• Task to complete:
Each entry below should be reproduced character for character.

• Dataset records:
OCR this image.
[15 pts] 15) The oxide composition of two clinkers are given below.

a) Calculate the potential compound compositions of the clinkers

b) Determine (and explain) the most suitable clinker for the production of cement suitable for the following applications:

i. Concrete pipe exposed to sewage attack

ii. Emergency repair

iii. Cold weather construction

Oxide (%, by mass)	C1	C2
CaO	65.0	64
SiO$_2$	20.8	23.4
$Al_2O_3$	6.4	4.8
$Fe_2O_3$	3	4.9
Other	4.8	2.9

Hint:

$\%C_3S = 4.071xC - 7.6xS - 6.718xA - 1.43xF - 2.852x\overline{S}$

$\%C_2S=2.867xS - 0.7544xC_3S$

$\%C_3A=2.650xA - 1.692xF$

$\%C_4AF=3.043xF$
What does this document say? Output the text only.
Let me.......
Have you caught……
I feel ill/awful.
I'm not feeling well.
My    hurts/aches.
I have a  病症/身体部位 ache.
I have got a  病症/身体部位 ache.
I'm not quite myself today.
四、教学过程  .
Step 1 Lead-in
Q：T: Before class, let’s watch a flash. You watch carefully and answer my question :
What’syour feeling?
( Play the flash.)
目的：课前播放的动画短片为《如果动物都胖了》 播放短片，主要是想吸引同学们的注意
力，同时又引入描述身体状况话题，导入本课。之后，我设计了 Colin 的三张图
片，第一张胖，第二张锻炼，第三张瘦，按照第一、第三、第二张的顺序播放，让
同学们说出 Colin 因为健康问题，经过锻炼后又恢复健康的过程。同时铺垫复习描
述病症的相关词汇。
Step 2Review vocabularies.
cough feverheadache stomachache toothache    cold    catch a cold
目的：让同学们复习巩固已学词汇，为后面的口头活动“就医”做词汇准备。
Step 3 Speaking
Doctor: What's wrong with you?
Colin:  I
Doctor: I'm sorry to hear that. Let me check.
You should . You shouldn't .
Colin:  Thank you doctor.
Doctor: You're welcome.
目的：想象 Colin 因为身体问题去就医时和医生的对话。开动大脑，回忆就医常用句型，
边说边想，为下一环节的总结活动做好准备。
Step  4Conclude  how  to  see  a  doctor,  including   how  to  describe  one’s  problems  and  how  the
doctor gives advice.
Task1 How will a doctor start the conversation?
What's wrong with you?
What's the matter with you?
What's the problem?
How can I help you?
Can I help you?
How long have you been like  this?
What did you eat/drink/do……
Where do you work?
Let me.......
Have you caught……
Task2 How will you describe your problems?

• Answer:
OCR this image.
[15 pts] 15) The oxide composition of two clinkers are given below.

a) Calculate the potential compound compositions of the clinkers

b) Determine (and explain) the most suitable clinker for the production of cement suitable for the following applications:

i. Concrete pipe exposed to sewage attack

ii. Emergency repair

iii. Cold weather construction

Oxide (%, by mass)	C1	C2
CaO	65.0	64
SiO$_2$	20.8	23.4
$Al_2O_3$	6.4	4.8
$Fe_2O_3$	3	4.9
Other	4.8	2.9

Hint:

$\%C_3S = 4.071xC - 7.6xS - 6.718xA - 1.43xF - 2.852x\overline{S}$

$\%C_2S=2.867xS - 0.7544xC_3S$

$\%C_3A=2.650xA - 1.692xF$

$\%C_4AF=3.043xF$
What does this document say? Output the text only.
Let me.......
Have you caught……
I feel ill/awful.
I'm not feeling well.
My    hurts/aches.
I have a  病症/身体部位 ache.
I have got a  病症/身体部位 ache.
I'm not quite myself today.
四、教学过程  .
Step 1 Lead-in
Q：T: Before class, let’s watch a flash. You watch carefully and answer my question :
What’syour feeling?
( Play the flash.)
目的：课前播放的动画短片为《如果动物都胖了》 播放短片，主要是想吸引同学们的注意
力，同时又引入描述身体状况话题，导入本课。之后，我设计了 Colin 的三张图
片，第一张胖，第二张锻炼，第三张瘦，按照第一、第三、第二张的顺序播放，让
同学们说出 Colin 因为健康问题，经过锻炼后又恢复健康的过程。同时铺垫复习描
述病症的相关词汇。
Step 2Review vocabularies.
cough feverheadache stomachache toothache    cold    catch a cold
目的：让同学们复习巩固已学词汇，为后面的口头活动“就医”做词汇准备。
Step 3 Speaking
Doctor: What's wrong with you?
Colin:  I
Doctor: I'm sorry to hear that. Let me check.
You should . You shouldn't .
Colin:  Thank you doctor.
Doctor: You're welcome.
目的：想象 Colin 因为身体问题去就医时和医生的对话。开动大脑，回忆就医常用句型，
边说边想，为下一环节的总结活动做好准备。
Step  4Conclude  how  to  see  a  doctor,  including   how  to  describe  one’s  problems  and  how  the
doctor gives advice.
Task1 How will a doctor start the conversation?
What's wrong with you?
What's the matter with you?
What's the problem?
How can I help you?
Can I help you?
How long have you been like  this?
What did you eat/drink/do……
Where do you work?
Let me.......
Have you caught……
Task2 How will you describe your problems?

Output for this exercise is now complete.